§ **Text under study**
Cappadocia, rock café, Turkey
Why Turkey travel?
Istanbul‘s Blue Mosque in Sultanahmet. Photo by Pedro Szekely
This huge country scattered with stunning ancient artefacts and natural wonders is populated by friendly folk and – in season – the sun shines endlessly, flowers burst from every crevice, and transport systems work well.
Scenery ranges from dull to mind-boggling, beaches are pretty good, prices are low and shopping is superb, especially leather goods and silks. Accommodation options range right across the board from backpacker dorms through to luxury resorts.
Driving around Turkey is surprisingly safe and pleasant, apart from Istanbul and night driving, both of which should be avoided.
Turkey Travel Main Attractions
Sultanahmet peninsula and Eminonu ferry port, Istanbul, Turkey
***Istanbul. A relaxed, interesting and comfortable city bounded by water with spectacular sights, mostly in the core of old Constantinople known as Sultanahmet. See Istanbul Travel, Istanbul Pictures.

§ **Your task**
Using the Turkey travel page, mark each statement yes or no and quote the words that decide it. 1. The page recommends driving in Istanbul. 2. The page calls shopping in Turkey superb, especially for leather goods and silks. 3. Most of Istanbul's spectacular sights are in Sultanahmet.

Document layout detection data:
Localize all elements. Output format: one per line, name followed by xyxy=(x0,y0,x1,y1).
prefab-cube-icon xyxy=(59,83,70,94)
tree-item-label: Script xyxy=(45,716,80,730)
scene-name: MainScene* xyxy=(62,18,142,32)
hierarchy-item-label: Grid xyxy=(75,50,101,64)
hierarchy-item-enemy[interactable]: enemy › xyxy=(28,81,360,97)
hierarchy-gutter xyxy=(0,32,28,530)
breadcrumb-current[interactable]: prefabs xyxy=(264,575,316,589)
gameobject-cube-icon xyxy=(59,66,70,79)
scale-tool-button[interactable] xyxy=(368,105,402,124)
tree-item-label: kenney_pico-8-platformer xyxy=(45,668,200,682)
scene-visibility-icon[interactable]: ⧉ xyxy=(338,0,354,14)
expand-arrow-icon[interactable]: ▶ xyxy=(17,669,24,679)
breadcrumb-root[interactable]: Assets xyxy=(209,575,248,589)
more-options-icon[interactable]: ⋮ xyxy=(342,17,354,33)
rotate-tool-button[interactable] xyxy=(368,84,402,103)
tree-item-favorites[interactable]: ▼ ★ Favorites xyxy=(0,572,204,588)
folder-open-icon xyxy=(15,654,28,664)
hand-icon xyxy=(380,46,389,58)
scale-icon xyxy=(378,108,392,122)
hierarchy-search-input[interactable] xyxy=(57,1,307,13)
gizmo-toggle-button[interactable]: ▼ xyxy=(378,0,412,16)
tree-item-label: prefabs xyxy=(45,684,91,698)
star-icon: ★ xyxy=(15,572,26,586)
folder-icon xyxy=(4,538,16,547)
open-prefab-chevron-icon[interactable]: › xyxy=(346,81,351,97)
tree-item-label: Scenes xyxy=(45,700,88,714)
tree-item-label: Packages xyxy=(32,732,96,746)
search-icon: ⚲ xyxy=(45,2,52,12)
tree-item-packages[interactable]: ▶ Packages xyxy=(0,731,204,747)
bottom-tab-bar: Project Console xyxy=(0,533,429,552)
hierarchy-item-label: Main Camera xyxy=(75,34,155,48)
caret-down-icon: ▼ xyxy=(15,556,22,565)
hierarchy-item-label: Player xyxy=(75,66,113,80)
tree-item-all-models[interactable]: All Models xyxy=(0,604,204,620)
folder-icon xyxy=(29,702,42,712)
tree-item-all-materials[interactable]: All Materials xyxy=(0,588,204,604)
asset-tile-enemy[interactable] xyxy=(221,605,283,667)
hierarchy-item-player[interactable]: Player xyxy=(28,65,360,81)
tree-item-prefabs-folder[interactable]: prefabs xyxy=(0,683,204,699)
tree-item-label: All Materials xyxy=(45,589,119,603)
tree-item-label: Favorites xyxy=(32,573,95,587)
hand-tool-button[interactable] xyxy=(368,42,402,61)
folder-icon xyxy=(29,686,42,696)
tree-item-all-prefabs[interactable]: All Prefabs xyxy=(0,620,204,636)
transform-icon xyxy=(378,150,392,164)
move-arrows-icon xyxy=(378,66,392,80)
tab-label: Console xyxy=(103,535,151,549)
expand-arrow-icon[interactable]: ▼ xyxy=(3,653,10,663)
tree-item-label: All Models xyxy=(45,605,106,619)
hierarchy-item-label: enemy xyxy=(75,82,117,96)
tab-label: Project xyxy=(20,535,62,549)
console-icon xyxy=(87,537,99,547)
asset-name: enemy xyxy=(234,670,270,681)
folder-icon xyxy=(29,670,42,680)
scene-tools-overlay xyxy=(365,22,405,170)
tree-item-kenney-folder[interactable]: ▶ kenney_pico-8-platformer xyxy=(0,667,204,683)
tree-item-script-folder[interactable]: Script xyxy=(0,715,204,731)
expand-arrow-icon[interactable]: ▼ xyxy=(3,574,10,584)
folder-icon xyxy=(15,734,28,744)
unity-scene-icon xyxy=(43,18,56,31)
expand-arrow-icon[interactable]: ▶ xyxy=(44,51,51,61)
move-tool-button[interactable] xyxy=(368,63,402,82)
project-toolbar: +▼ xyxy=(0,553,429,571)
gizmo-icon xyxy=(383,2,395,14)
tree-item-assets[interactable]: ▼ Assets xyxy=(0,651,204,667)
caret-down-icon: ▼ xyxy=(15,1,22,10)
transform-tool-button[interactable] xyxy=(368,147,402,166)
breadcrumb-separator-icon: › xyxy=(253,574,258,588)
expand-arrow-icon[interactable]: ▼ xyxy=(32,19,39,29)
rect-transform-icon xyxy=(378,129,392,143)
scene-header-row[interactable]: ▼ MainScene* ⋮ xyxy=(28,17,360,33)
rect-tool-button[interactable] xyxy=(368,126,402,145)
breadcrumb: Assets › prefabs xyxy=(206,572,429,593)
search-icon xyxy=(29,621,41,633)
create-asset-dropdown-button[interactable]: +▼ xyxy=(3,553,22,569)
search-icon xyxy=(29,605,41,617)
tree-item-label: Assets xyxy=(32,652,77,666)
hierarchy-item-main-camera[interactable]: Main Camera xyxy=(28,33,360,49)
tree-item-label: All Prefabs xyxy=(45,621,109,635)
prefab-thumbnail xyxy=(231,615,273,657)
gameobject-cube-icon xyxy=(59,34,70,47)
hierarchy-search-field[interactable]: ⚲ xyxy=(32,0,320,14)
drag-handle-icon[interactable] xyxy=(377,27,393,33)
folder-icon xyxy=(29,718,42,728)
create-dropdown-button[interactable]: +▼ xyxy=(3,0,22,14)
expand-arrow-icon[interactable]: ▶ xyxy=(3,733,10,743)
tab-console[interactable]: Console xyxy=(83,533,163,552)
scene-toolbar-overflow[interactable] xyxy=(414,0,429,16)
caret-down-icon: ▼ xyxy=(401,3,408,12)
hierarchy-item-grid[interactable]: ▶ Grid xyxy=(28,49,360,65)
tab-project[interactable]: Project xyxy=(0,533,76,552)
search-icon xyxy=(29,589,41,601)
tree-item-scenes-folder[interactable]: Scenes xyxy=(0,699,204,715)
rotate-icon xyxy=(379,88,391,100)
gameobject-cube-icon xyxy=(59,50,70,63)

§ **Worked solution**
1. No: "Driving around Turkey is surprisingly safe and pleasant, apart from Istanbul and night driving, both of which should be avoided."
2. Yes: "shopping is superb, especially leather goods and silks."
3. Yes: "with spectacular sights, mostly in the core of old Constantinople known as Sultanahmet."